> Prompt
Give the listing again exactly, omitting its images.

> Data listing
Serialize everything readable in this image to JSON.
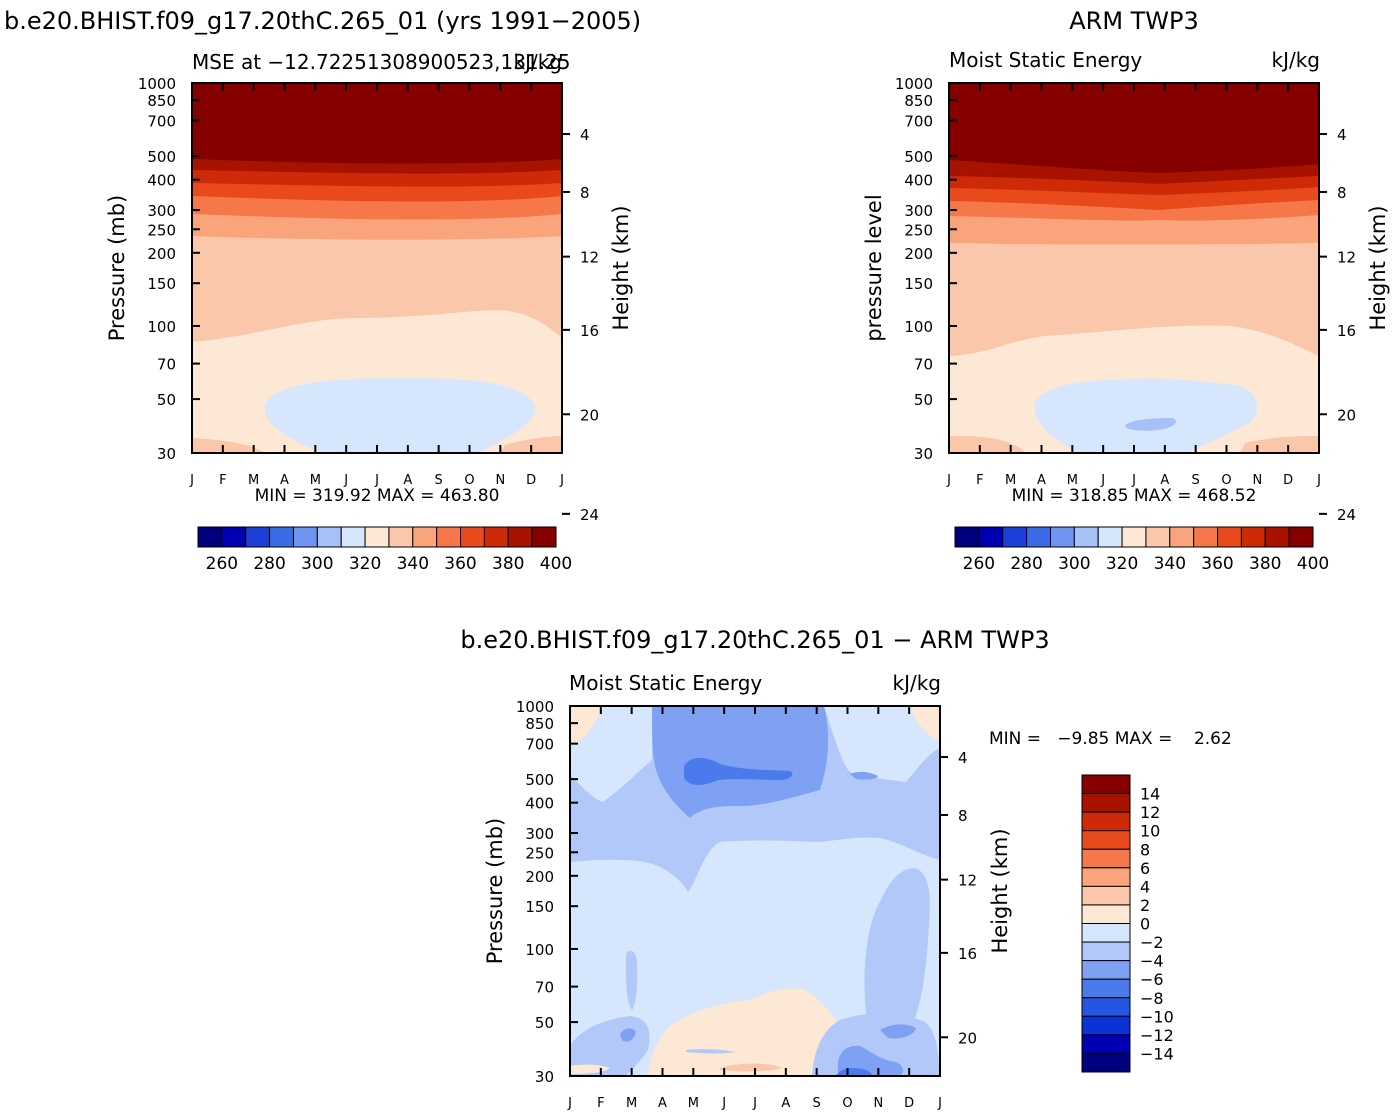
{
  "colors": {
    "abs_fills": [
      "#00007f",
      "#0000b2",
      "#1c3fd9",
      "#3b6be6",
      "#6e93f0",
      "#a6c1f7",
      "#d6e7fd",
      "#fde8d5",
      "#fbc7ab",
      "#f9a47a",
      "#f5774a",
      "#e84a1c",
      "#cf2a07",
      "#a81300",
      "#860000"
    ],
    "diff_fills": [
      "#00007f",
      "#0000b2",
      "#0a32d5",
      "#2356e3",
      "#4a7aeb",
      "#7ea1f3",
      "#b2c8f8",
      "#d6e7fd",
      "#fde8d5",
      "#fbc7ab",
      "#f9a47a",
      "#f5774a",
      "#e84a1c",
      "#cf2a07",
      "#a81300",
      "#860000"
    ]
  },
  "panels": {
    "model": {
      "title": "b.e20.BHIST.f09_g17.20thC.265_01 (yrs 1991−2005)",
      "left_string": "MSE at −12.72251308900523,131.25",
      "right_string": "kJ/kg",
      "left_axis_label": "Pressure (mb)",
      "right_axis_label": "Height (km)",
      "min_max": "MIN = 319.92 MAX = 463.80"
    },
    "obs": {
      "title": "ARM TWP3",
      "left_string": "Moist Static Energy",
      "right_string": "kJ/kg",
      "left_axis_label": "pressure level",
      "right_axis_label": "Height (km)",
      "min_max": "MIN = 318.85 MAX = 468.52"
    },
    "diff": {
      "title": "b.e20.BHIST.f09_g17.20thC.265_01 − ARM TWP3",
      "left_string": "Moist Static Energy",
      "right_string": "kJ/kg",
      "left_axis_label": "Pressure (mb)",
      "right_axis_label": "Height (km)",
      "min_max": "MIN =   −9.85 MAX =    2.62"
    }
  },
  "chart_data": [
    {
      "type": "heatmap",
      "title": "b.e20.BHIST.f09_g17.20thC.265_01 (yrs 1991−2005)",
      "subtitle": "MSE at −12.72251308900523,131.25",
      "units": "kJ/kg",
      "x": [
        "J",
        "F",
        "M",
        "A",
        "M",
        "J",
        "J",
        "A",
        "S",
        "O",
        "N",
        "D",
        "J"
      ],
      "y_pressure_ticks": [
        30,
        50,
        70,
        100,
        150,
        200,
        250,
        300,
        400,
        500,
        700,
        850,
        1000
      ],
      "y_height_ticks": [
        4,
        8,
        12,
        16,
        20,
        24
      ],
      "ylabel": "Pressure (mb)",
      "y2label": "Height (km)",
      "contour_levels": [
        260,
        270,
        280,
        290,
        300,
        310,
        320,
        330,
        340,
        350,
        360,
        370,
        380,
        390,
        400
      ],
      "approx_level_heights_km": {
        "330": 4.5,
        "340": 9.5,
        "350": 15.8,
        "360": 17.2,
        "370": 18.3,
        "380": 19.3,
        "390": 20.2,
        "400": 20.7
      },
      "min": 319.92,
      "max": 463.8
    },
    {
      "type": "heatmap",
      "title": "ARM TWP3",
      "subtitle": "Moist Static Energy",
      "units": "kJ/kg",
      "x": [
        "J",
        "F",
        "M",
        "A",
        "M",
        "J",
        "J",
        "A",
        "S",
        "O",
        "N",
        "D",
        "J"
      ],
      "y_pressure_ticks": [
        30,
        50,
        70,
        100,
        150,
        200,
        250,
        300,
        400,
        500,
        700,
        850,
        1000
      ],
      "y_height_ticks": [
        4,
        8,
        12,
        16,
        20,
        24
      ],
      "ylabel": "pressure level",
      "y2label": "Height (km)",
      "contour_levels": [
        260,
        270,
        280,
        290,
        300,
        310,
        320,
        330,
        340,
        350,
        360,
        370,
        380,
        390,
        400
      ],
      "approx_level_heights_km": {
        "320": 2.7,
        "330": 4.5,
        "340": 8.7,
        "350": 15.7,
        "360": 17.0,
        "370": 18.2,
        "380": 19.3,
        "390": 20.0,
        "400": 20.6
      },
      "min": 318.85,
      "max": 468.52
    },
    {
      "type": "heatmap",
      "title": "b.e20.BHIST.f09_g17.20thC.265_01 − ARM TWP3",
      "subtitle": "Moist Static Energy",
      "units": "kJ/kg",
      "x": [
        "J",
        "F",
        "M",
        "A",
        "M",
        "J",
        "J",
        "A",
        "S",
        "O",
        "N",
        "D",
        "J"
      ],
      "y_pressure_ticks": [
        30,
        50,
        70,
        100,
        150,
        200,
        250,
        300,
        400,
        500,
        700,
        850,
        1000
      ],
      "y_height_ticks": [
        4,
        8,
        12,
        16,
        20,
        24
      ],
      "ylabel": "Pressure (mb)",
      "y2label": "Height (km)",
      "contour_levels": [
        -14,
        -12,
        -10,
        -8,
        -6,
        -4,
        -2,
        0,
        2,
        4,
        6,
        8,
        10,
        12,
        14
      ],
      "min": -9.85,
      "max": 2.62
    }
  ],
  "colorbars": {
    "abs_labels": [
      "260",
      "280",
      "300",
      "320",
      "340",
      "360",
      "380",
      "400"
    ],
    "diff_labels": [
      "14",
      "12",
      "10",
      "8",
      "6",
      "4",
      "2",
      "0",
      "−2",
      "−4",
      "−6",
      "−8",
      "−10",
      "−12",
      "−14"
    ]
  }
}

> Result for this task
Serialize everything readable in this image to JSON.
{
  "colors": {
    "abs_fills": [
      "#00007f",
      "#0000b2",
      "#1c3fd9",
      "#3b6be6",
      "#6e93f0",
      "#a6c1f7",
      "#d6e7fd",
      "#fde8d5",
      "#fbc7ab",
      "#f9a47a",
      "#f5774a",
      "#e84a1c",
      "#cf2a07",
      "#a81300",
      "#860000"
    ],
    "diff_fills": [
      "#00007f",
      "#0000b2",
      "#0a32d5",
      "#2356e3",
      "#4a7aeb",
      "#7ea1f3",
      "#b2c8f8",
      "#d6e7fd",
      "#fde8d5",
      "#fbc7ab",
      "#f9a47a",
      "#f5774a",
      "#e84a1c",
      "#cf2a07",
      "#a81300",
      "#860000"
    ]
  },
  "panels": {
    "model": {
      "title": "b.e20.BHIST.f09_g17.20thC.265_01 (yrs 1991−2005)",
      "left_string": "MSE at −12.72251308900523,131.25",
      "right_string": "kJ/kg",
      "left_axis_label": "Pressure (mb)",
      "right_axis_label": "Height (km)",
      "min_max": "MIN = 319.92 MAX = 463.80"
    },
    "obs": {
      "title": "ARM TWP3",
      "left_string": "Moist Static Energy",
      "right_string": "kJ/kg",
      "left_axis_label": "pressure level",
      "right_axis_label": "Height (km)",
      "min_max": "MIN = 318.85 MAX = 468.52"
    },
    "diff": {
      "title": "b.e20.BHIST.f09_g17.20thC.265_01 − ARM TWP3",
      "left_string": "Moist Static Energy",
      "right_string": "kJ/kg",
      "left_axis_label": "Pressure (mb)",
      "right_axis_label": "Height (km)",
      "min_max": "MIN =   −9.85 MAX =    2.62"
    }
  },
  "chart_data": [
    {
      "type": "heatmap",
      "title": "b.e20.BHIST.f09_g17.20thC.265_01 (yrs 1991−2005)",
      "subtitle": "MSE at −12.72251308900523,131.25",
      "units": "kJ/kg",
      "x": [
        "J",
        "F",
        "M",
        "A",
        "M",
        "J",
        "J",
        "A",
        "S",
        "O",
        "N",
        "D",
        "J"
      ],
      "y_pressure_ticks": [
        30,
        50,
        70,
        100,
        150,
        200,
        250,
        300,
        400,
        500,
        700,
        850,
        1000
      ],
      "y_height_ticks": [
        4,
        8,
        12,
        16,
        20,
        24
      ],
      "ylabel": "Pressure (mb)",
      "y2label": "Height (km)",
      "contour_levels": [
        260,
        270,
        280,
        290,
        300,
        310,
        320,
        330,
        340,
        350,
        360,
        370,
        380,
        390,
        400
      ],
      "approx_level_heights_km": {
        "330": 4.5,
        "340": 9.5,
        "350": 15.8,
        "360": 17.2,
        "370": 18.3,
        "380": 19.3,
        "390": 20.2,
        "400": 20.7
      },
      "min": 319.92,
      "max": 463.8
    },
    {
      "type": "heatmap",
      "title": "ARM TWP3",
      "subtitle": "Moist Static Energy",
      "units": "kJ/kg",
      "x": [
        "J",
        "F",
        "M",
        "A",
        "M",
        "J",
        "J",
        "A",
        "S",
        "O",
        "N",
        "D",
        "J"
      ],
      "y_pressure_ticks": [
        30,
        50,
        70,
        100,
        150,
        200,
        250,
        300,
        400,
        500,
        700,
        850,
        1000
      ],
      "y_height_ticks": [
        4,
        8,
        12,
        16,
        20,
        24
      ],
      "ylabel": "pressure level",
      "y2label": "Height (km)",
      "contour_levels": [
        260,
        270,
        280,
        290,
        300,
        310,
        320,
        330,
        340,
        350,
        360,
        370,
        380,
        390,
        400
      ],
      "approx_level_heights_km": {
        "320": 2.7,
        "330": 4.5,
        "340": 8.7,
        "350": 15.7,
        "360": 17.0,
        "370": 18.2,
        "380": 19.3,
        "390": 20.0,
        "400": 20.6
      },
      "min": 318.85,
      "max": 468.52
    },
    {
      "type": "heatmap",
      "title": "b.e20.BHIST.f09_g17.20thC.265_01 − ARM TWP3",
      "subtitle": "Moist Static Energy",
      "units": "kJ/kg",
      "x": [
        "J",
        "F",
        "M",
        "A",
        "M",
        "J",
        "J",
        "A",
        "S",
        "O",
        "N",
        "D",
        "J"
      ],
      "y_pressure_ticks": [
        30,
        50,
        70,
        100,
        150,
        200,
        250,
        300,
        400,
        500,
        700,
        850,
        1000
      ],
      "y_height_ticks": [
        4,
        8,
        12,
        16,
        20,
        24
      ],
      "ylabel": "Pressure (mb)",
      "y2label": "Height (km)",
      "contour_levels": [
        -14,
        -12,
        -10,
        -8,
        -6,
        -4,
        -2,
        0,
        2,
        4,
        6,
        8,
        10,
        12,
        14
      ],
      "min": -9.85,
      "max": 2.62
    }
  ],
  "colorbars": {
    "abs_labels": [
      "260",
      "280",
      "300",
      "320",
      "340",
      "360",
      "380",
      "400"
    ],
    "diff_labels": [
      "14",
      "12",
      "10",
      "8",
      "6",
      "4",
      "2",
      "0",
      "−2",
      "−4",
      "−6",
      "−8",
      "−10",
      "−12",
      "−14"
    ]
  }
}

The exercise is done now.